Extract the text of each entry below exactly, leaving every image behind.
===== DATA FOR THIS EXERCISE =====
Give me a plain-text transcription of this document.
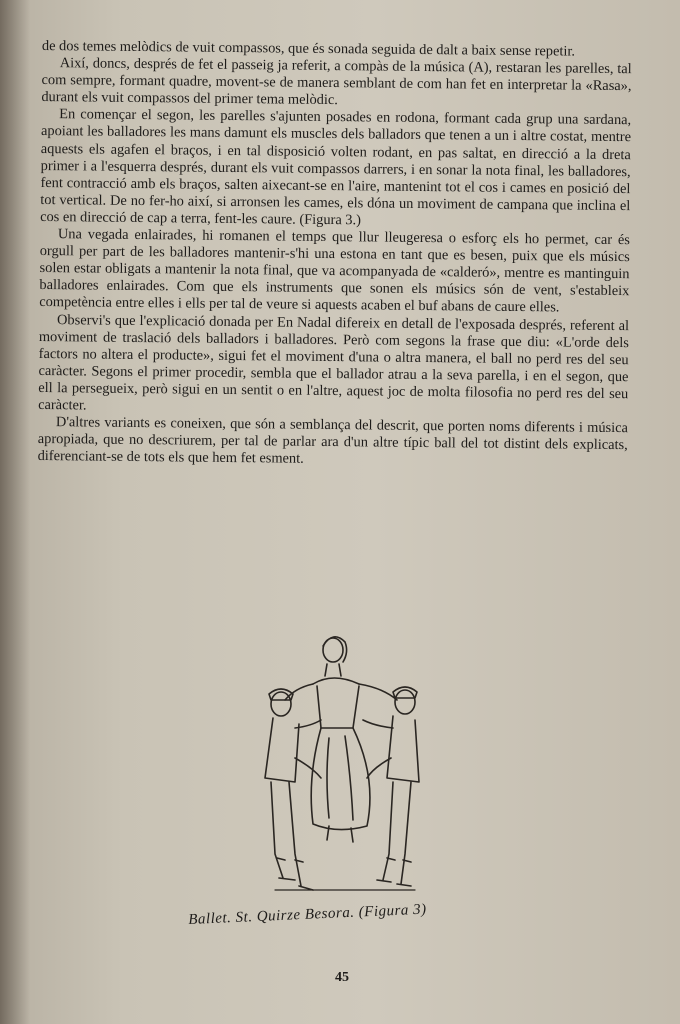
de dos temes melòdics de vuit compassos, que és sonada seguida de dalt a baix sense repetir.

Així, doncs, després de fet el passeig ja referit, a compàs de la música (A), restaran les parelles, tal com sempre, formant quadre, movent-se de manera semblant de com han fet en interpretar la «Rasa», durant els vuit compassos del primer tema melòdic.

En començar el segon, les parelles s'ajunten posades en rodona, formant cada grup una sardana, apoiant les balladores les mans damunt els muscles dels balladors que tenen a un i altre costat, mentre aquests els agafen el braços, i en tal disposició volten rodant, en pas saltat, en direcció a la dreta primer i a l'esquerra després, durant els vuit compassos darrers, i en sonar la nota final, les balladores, fent contracció amb els braços, salten aixecant-se en l'aire, mantenint tot el cos i cames en posició del tot vertical. De no fer-ho així, si arronsen les cames, els dóna un moviment de campana que inclina el cos en direcció de cap a terra, fent-les caure. (Figura 3.)

Una vegada enlairades, hi romanen el temps que llur lleugeresa o esforç els ho permet, car és orgull per part de les balladores mantenir-s'hi una estona en tant que es besen, puix que els músics solen estar obligats a mantenir la nota final, que va acompanyada de «calderó», mentre es mantinguin balladores enlairades. Com que els instruments que sonen els músics són de vent, s'estableix competència entre elles i ells per tal de veure si aquests acaben el buf abans de caure elles.

Observi's que l'explicació donada per En Nadal difereix en detall de l'exposada després, referent al moviment de traslació dels balladors i balladores. Però com segons la frase que diu: «L'orde dels factors no altera el producte», sigui fet el moviment d'una o altra manera, el ball no perd res del seu caràcter. Segons el primer procedir, sembla que el ballador atrau a la seva parella, i en el segon, que ell la persegueix, però sigui en un sentit o en l'altre, aquest joc de molta filosofia no perd res del seu caràcter.

D'altres variants es coneixen, que són a semblança del descrit, que porten noms diferents i música apropiada, que no descriurem, per tal de parlar ara d'un altre típic ball del tot distint dels explicats, diferenciant-se de tots els que hem fet esment.

Ballet. St. Quirze Besora. (Figura 3)
45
=====
_FULL OUTPUT_
Give me a plain-text transcription of this document.
de dos temes melòdics de vuit compassos, que és sonada seguida de dalt a baix sense repetir.

Així, doncs, després de fet el passeig ja referit, a compàs de la música (A), restaran les parelles, tal com sempre, formant quadre, movent-se de manera semblant de com han fet en interpretar la «Rasa», durant els vuit compassos del primer tema melòdic.

En començar el segon, les parelles s'ajunten posades en rodona, formant cada grup una sardana, apoiant les balladores les mans damunt els muscles dels balladors que tenen a un i altre costat, mentre aquests els agafen el braços, i en tal disposició volten rodant, en pas saltat, en direcció a la dreta primer i a l'esquerra després, durant els vuit compassos darrers, i en sonar la nota final, les balladores, fent contracció amb els braços, salten aixecant-se en l'aire, mantenint tot el cos i cames en posició del tot vertical. De no fer-ho així, si arronsen les cames, els dóna un moviment de campana que inclina el cos en direcció de cap a terra, fent-les caure. (Figura 3.)

Una vegada enlairades, hi romanen el temps que llur lleugeresa o esforç els ho permet, car és orgull per part de les balladores mantenir-s'hi una estona en tant que es besen, puix que els músics solen estar obligats a mantenir la nota final, que va acompanyada de «calderó», mentre es mantinguin balladores enlairades. Com que els instruments que sonen els músics són de vent, s'estableix competència entre elles i ells per tal de veure si aquests acaben el buf abans de caure elles.

Observi's que l'explicació donada per En Nadal difereix en detall de l'exposada després, referent al moviment de traslació dels balladors i balladores. Però com segons la frase que diu: «L'orde dels factors no altera el producte», sigui fet el moviment d'una o altra manera, el ball no perd res del seu caràcter. Segons el primer procedir, sembla que el ballador atrau a la seva parella, i en el segon, que ell la persegueix, però sigui en un sentit o en l'altre, aquest joc de molta filosofia no perd res del seu caràcter.

D'altres variants es coneixen, que són a semblança del descrit, que porten noms diferents i música apropiada, que no descriurem, per tal de parlar ara d'un altre típic ball del tot distint dels explicats, diferenciant-se de tots els que hem fet esment.

Ballet. St. Quirze Besora. (Figura 3)
45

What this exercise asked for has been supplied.